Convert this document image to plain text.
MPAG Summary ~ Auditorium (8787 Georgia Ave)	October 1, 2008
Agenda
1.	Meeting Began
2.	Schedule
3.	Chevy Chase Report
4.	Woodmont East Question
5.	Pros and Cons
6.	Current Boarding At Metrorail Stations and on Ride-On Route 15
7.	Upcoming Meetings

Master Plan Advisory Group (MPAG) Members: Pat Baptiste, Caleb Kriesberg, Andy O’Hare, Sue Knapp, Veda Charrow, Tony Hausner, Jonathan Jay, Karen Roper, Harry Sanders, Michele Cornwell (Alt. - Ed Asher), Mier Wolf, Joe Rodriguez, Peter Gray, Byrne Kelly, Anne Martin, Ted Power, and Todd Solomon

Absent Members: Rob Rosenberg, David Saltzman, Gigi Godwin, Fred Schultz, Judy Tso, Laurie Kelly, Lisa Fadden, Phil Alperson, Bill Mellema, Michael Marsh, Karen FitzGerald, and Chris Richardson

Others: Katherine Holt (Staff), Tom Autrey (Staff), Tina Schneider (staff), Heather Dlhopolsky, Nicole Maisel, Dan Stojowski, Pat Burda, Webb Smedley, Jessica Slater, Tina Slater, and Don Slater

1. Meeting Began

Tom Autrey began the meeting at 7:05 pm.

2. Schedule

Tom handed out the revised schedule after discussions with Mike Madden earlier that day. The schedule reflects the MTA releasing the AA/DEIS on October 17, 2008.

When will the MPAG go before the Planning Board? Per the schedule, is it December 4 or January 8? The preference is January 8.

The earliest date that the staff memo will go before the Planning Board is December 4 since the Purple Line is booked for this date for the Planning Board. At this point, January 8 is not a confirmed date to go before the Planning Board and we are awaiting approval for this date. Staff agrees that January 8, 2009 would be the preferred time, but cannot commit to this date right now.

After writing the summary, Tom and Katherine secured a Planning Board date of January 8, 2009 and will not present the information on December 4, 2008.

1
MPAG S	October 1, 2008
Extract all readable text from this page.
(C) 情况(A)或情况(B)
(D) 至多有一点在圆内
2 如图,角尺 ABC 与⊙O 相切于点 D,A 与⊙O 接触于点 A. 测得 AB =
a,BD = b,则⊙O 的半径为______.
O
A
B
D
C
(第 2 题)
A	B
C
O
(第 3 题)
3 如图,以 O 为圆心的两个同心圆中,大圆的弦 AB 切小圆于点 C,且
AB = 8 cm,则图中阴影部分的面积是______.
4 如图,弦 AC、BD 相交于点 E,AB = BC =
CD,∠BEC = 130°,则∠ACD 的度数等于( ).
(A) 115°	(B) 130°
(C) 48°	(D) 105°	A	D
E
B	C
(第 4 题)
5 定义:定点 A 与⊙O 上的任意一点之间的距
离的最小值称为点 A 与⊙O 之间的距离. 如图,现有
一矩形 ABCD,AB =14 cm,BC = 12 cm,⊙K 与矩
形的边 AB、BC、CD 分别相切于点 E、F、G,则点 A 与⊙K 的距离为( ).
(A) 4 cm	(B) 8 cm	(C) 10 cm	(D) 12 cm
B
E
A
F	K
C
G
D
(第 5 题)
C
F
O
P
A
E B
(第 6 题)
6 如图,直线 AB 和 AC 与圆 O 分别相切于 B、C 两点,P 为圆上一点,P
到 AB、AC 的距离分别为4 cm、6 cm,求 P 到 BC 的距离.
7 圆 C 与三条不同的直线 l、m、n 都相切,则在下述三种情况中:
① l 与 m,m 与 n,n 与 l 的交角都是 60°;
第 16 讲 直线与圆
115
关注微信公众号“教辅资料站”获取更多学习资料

************

### The exercise
Transcribe all of the entries without altering anything.

### Answer for this exercise
Convert this document image to plain text.
MPAG Summary ~ Auditorium (8787 Georgia Ave)	October 1, 2008
Agenda
1.	Meeting Began
2.	Schedule
3.	Chevy Chase Report
4.	Woodmont East Question
5.	Pros and Cons
6.	Current Boarding At Metrorail Stations and on Ride-On Route 15
7.	Upcoming Meetings

Master Plan Advisory Group (MPAG) Members: Pat Baptiste, Caleb Kriesberg, Andy O’Hare, Sue Knapp, Veda Charrow, Tony Hausner, Jonathan Jay, Karen Roper, Harry Sanders, Michele Cornwell (Alt. - Ed Asher), Mier Wolf, Joe Rodriguez, Peter Gray, Byrne Kelly, Anne Martin, Ted Power, and Todd Solomon

Absent Members: Rob Rosenberg, David Saltzman, Gigi Godwin, Fred Schultz, Judy Tso, Laurie Kelly, Lisa Fadden, Phil Alperson, Bill Mellema, Michael Marsh, Karen FitzGerald, and Chris Richardson

Others: Katherine Holt (Staff), Tom Autrey (Staff), Tina Schneider (staff), Heather Dlhopolsky, Nicole Maisel, Dan Stojowski, Pat Burda, Webb Smedley, Jessica Slater, Tina Slater, and Don Slater

1. Meeting Began

Tom Autrey began the meeting at 7:05 pm.

2. Schedule

Tom handed out the revised schedule after discussions with Mike Madden earlier that day. The schedule reflects the MTA releasing the AA/DEIS on October 17, 2008.

When will the MPAG go before the Planning Board? Per the schedule, is it December 4 or January 8? The preference is January 8.

The earliest date that the staff memo will go before the Planning Board is December 4 since the Purple Line is booked for this date for the Planning Board. At this point, January 8 is not a confirmed date to go before the Planning Board and we are awaiting approval for this date. Staff agrees that January 8, 2009 would be the preferred time, but cannot commit to this date right now.

After writing the summary, Tom and Katherine secured a Planning Board date of January 8, 2009 and will not present the information on December 4, 2008.

1
MPAG S	October 1, 2008
Extract all readable text from this page.
(C) 情况(A)或情况(B)
(D) 至多有一点在圆内
2 如图,角尺 ABC 与⊙O 相切于点 D,A 与⊙O 接触于点 A. 测得 AB =
a,BD = b,则⊙O 的半径为______.
O
A
B
D
C
(第 2 题)
A	B
C
O
(第 3 题)
3 如图,以 O 为圆心的两个同心圆中,大圆的弦 AB 切小圆于点 C,且
AB = 8 cm,则图中阴影部分的面积是______.
4 如图,弦 AC、BD 相交于点 E,AB = BC =
CD,∠BEC = 130°,则∠ACD 的度数等于( ).
(A) 115°	(B) 130°
(C) 48°	(D) 105°	A	D
E
B	C
(第 4 题)
5 定义:定点 A 与⊙O 上的任意一点之间的距
离的最小值称为点 A 与⊙O 之间的距离. 如图,现有
一矩形 ABCD,AB =14 cm,BC = 12 cm,⊙K 与矩
形的边 AB、BC、CD 分别相切于点 E、F、G,则点 A 与⊙K 的距离为( ).
(A) 4 cm	(B) 8 cm	(C) 10 cm	(D) 12 cm
B
E
A
F	K
C
G
D
(第 5 题)
C
F
O
P
A
E B
(第 6 题)
6 如图,直线 AB 和 AC 与圆 O 分别相切于 B、C 两点,P 为圆上一点,P
到 AB、AC 的距离分别为4 cm、6 cm,求 P 到 BC 的距离.
7 圆 C 与三条不同的直线 l、m、n 都相切,则在下述三种情况中:
① l 与 m,m 与 n,n 与 l 的交角都是 60°;
第 16 讲 直线与圆
115
关注微信公众号“教辅资料站”获取更多学习资料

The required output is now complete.